◆ THE EXERCISE ◆
The data must be returned in full and exactly as given.

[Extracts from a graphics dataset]
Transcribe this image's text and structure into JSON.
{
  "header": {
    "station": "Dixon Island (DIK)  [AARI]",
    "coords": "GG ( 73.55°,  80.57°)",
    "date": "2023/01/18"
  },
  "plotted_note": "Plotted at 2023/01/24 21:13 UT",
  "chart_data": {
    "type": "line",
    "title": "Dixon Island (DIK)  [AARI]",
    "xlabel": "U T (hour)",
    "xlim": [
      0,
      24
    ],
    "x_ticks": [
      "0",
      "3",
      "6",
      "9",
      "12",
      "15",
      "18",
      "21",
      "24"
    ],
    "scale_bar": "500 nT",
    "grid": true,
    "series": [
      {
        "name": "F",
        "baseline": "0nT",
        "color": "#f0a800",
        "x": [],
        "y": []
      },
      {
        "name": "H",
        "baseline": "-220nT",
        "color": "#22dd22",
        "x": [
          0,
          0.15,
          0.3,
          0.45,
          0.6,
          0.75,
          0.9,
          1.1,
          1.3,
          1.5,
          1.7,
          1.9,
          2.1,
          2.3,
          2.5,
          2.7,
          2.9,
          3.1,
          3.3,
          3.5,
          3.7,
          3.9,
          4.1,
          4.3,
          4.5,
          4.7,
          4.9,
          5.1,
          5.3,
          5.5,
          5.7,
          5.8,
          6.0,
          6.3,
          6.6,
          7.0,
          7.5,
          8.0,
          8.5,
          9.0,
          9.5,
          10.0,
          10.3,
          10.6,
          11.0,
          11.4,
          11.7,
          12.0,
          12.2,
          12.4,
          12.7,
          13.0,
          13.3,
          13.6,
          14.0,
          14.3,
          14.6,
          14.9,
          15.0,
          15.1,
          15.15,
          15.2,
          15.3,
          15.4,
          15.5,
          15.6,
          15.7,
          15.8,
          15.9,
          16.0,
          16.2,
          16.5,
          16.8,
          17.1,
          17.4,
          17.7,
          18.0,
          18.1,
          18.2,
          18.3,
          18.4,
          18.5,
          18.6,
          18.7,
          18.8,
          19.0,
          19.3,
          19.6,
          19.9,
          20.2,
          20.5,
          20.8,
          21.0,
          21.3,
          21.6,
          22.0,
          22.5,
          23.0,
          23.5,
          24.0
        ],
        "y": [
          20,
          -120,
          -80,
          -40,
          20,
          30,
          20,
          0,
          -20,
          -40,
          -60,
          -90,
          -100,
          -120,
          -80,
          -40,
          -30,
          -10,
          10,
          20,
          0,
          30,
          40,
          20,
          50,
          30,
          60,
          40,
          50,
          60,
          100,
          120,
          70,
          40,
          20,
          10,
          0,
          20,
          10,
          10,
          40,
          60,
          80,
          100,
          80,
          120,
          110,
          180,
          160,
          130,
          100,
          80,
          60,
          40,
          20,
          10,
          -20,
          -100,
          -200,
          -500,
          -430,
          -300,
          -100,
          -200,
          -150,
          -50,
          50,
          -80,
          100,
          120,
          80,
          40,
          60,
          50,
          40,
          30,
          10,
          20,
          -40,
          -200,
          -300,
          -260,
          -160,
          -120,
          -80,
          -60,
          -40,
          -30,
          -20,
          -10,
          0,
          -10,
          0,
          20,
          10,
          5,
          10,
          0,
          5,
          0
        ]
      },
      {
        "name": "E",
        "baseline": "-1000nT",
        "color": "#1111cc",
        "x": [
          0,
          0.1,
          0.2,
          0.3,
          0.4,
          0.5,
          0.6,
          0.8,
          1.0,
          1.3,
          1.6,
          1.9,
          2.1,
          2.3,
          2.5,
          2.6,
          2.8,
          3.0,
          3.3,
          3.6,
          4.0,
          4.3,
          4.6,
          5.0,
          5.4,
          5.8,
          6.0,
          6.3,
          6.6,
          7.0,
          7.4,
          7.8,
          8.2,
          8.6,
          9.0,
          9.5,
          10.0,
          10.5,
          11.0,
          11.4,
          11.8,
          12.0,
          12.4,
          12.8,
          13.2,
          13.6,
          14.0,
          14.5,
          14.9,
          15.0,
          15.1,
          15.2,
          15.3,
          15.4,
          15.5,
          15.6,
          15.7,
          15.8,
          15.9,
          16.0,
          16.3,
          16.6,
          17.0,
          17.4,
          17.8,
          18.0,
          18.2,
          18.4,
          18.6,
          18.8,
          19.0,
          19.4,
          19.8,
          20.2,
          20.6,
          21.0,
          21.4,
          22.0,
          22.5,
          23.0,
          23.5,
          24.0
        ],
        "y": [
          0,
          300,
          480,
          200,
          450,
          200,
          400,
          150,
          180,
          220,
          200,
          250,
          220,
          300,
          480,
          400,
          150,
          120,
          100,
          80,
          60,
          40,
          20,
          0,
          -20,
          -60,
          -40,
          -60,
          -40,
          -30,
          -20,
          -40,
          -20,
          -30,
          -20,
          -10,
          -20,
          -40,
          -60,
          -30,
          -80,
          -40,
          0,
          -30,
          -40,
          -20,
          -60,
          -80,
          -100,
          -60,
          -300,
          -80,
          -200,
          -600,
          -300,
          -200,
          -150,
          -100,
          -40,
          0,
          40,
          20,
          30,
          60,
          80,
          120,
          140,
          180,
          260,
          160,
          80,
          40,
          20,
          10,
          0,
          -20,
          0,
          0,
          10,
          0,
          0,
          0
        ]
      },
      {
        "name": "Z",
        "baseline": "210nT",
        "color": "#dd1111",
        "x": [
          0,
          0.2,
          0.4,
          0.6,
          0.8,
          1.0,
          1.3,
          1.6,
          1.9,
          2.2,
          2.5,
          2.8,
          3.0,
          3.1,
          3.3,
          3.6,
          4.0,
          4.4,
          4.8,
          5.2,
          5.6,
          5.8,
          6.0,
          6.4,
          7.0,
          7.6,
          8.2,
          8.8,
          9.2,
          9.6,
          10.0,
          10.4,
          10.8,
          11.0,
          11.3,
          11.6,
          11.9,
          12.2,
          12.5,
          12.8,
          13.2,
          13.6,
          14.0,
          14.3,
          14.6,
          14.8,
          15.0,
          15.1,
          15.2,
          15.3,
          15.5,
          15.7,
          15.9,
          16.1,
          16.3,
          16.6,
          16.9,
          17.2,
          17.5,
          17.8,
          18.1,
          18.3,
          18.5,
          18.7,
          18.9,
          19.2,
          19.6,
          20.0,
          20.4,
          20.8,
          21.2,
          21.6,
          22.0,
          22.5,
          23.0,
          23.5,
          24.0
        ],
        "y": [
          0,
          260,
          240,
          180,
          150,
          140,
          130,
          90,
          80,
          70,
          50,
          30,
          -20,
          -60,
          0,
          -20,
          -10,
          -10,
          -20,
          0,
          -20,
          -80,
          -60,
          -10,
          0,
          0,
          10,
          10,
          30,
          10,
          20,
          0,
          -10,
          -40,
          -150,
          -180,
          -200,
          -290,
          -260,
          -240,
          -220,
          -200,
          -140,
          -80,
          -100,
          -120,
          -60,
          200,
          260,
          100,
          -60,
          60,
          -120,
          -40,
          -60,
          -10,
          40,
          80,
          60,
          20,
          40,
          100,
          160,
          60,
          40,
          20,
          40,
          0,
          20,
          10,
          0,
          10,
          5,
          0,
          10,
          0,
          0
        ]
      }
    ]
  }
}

◆ TASK OUTPUT ◆
Transcribe this image's text and structure into JSON.
{
  "header": {
    "station": "Dixon Island (DIK)  [AARI]",
    "coords": "GG ( 73.55°,  80.57°)",
    "date": "2023/01/18"
  },
  "plotted_note": "Plotted at 2023/01/24 21:13 UT",
  "chart_data": {
    "type": "line",
    "title": "Dixon Island (DIK)  [AARI]",
    "xlabel": "U T (hour)",
    "xlim": [
      0,
      24
    ],
    "x_ticks": [
      "0",
      "3",
      "6",
      "9",
      "12",
      "15",
      "18",
      "21",
      "24"
    ],
    "scale_bar": "500 nT",
    "grid": true,
    "series": [
      {
        "name": "F",
        "baseline": "0nT",
        "color": "#f0a800",
        "x": [],
        "y": []
      },
      {
        "name": "H",
        "baseline": "-220nT",
        "color": "#22dd22",
        "x": [
          0,
          0.15,
          0.3,
          0.45,
          0.6,
          0.75,
          0.9,
          1.1,
          1.3,
          1.5,
          1.7,
          1.9,
          2.1,
          2.3,
          2.5,
          2.7,
          2.9,
          3.1,
          3.3,
          3.5,
          3.7,
          3.9,
          4.1,
          4.3,
          4.5,
          4.7,
          4.9,
          5.1,
          5.3,
          5.5,
          5.7,
          5.8,
          6.0,
          6.3,
          6.6,
          7.0,
          7.5,
          8.0,
          8.5,
          9.0,
          9.5,
          10.0,
          10.3,
          10.6,
          11.0,
          11.4,
          11.7,
          12.0,
          12.2,
          12.4,
          12.7,
          13.0,
          13.3,
          13.6,
          14.0,
          14.3,
          14.6,
          14.9,
          15.0,
          15.1,
          15.15,
          15.2,
          15.3,
          15.4,
          15.5,
          15.6,
          15.7,
          15.8,
          15.9,
          16.0,
          16.2,
          16.5,
          16.8,
          17.1,
          17.4,
          17.7,
          18.0,
          18.1,
          18.2,
          18.3,
          18.4,
          18.5,
          18.6,
          18.7,
          18.8,
          19.0,
          19.3,
          19.6,
          19.9,
          20.2,
          20.5,
          20.8,
          21.0,
          21.3,
          21.6,
          22.0,
          22.5,
          23.0,
          23.5,
          24.0
        ],
        "y": [
          20,
          -120,
          -80,
          -40,
          20,
          30,
          20,
          0,
          -20,
          -40,
          -60,
          -90,
          -100,
          -120,
          -80,
          -40,
          -30,
          -10,
          10,
          20,
          0,
          30,
          40,
          20,
          50,
          30,
          60,
          40,
          50,
          60,
          100,
          120,
          70,
          40,
          20,
          10,
          0,
          20,
          10,
          10,
          40,
          60,
          80,
          100,
          80,
          120,
          110,
          180,
          160,
          130,
          100,
          80,
          60,
          40,
          20,
          10,
          -20,
          -100,
          -200,
          -500,
          -430,
          -300,
          -100,
          -200,
          -150,
          -50,
          50,
          -80,
          100,
          120,
          80,
          40,
          60,
          50,
          40,
          30,
          10,
          20,
          -40,
          -200,
          -300,
          -260,
          -160,
          -120,
          -80,
          -60,
          -40,
          -30,
          -20,
          -10,
          0,
          -10,
          0,
          20,
          10,
          5,
          10,
          0,
          5,
          0
        ]
      },
      {
        "name": "E",
        "baseline": "-1000nT",
        "color": "#1111cc",
        "x": [
          0,
          0.1,
          0.2,
          0.3,
          0.4,
          0.5,
          0.6,
          0.8,
          1.0,
          1.3,
          1.6,
          1.9,
          2.1,
          2.3,
          2.5,
          2.6,
          2.8,
          3.0,
          3.3,
          3.6,
          4.0,
          4.3,
          4.6,
          5.0,
          5.4,
          5.8,
          6.0,
          6.3,
          6.6,
          7.0,
          7.4,
          7.8,
          8.2,
          8.6,
          9.0,
          9.5,
          10.0,
          10.5,
          11.0,
          11.4,
          11.8,
          12.0,
          12.4,
          12.8,
          13.2,
          13.6,
          14.0,
          14.5,
          14.9,
          15.0,
          15.1,
          15.2,
          15.3,
          15.4,
          15.5,
          15.6,
          15.7,
          15.8,
          15.9,
          16.0,
          16.3,
          16.6,
          17.0,
          17.4,
          17.8,
          18.0,
          18.2,
          18.4,
          18.6,
          18.8,
          19.0,
          19.4,
          19.8,
          20.2,
          20.6,
          21.0,
          21.4,
          22.0,
          22.5,
          23.0,
          23.5,
          24.0
        ],
        "y": [
          0,
          300,
          480,
          200,
          450,
          200,
          400,
          150,
          180,
          220,
          200,
          250,
          220,
          300,
          480,
          400,
          150,
          120,
          100,
          80,
          60,
          40,
          20,
          0,
          -20,
          -60,
          -40,
          -60,
          -40,
          -30,
          -20,
          -40,
          -20,
          -30,
          -20,
          -10,
          -20,
          -40,
          -60,
          -30,
          -80,
          -40,
          0,
          -30,
          -40,
          -20,
          -60,
          -80,
          -100,
          -60,
          -300,
          -80,
          -200,
          -600,
          -300,
          -200,
          -150,
          -100,
          -40,
          0,
          40,
          20,
          30,
          60,
          80,
          120,
          140,
          180,
          260,
          160,
          80,
          40,
          20,
          10,
          0,
          -20,
          0,
          0,
          10,
          0,
          0,
          0
        ]
      },
      {
        "name": "Z",
        "baseline": "210nT",
        "color": "#dd1111",
        "x": [
          0,
          0.2,
          0.4,
          0.6,
          0.8,
          1.0,
          1.3,
          1.6,
          1.9,
          2.2,
          2.5,
          2.8,
          3.0,
          3.1,
          3.3,
          3.6,
          4.0,
          4.4,
          4.8,
          5.2,
          5.6,
          5.8,
          6.0,
          6.4,
          7.0,
          7.6,
          8.2,
          8.8,
          9.2,
          9.6,
          10.0,
          10.4,
          10.8,
          11.0,
          11.3,
          11.6,
          11.9,
          12.2,
          12.5,
          12.8,
          13.2,
          13.6,
          14.0,
          14.3,
          14.6,
          14.8,
          15.0,
          15.1,
          15.2,
          15.3,
          15.5,
          15.7,
          15.9,
          16.1,
          16.3,
          16.6,
          16.9,
          17.2,
          17.5,
          17.8,
          18.1,
          18.3,
          18.5,
          18.7,
          18.9,
          19.2,
          19.6,
          20.0,
          20.4,
          20.8,
          21.2,
          21.6,
          22.0,
          22.5,
          23.0,
          23.5,
          24.0
        ],
        "y": [
          0,
          260,
          240,
          180,
          150,
          140,
          130,
          90,
          80,
          70,
          50,
          30,
          -20,
          -60,
          0,
          -20,
          -10,
          -10,
          -20,
          0,
          -20,
          -80,
          -60,
          -10,
          0,
          0,
          10,
          10,
          30,
          10,
          20,
          0,
          -10,
          -40,
          -150,
          -180,
          -200,
          -290,
          -260,
          -240,
          -220,
          -200,
          -140,
          -80,
          -100,
          -120,
          -60,
          200,
          260,
          100,
          -60,
          60,
          -120,
          -40,
          -60,
          -10,
          40,
          80,
          60,
          20,
          40,
          100,
          160,
          60,
          40,
          20,
          40,
          0,
          20,
          10,
          0,
          10,
          5,
          0,
          10,
          0,
          0
        ]
      }
    ]
  }
}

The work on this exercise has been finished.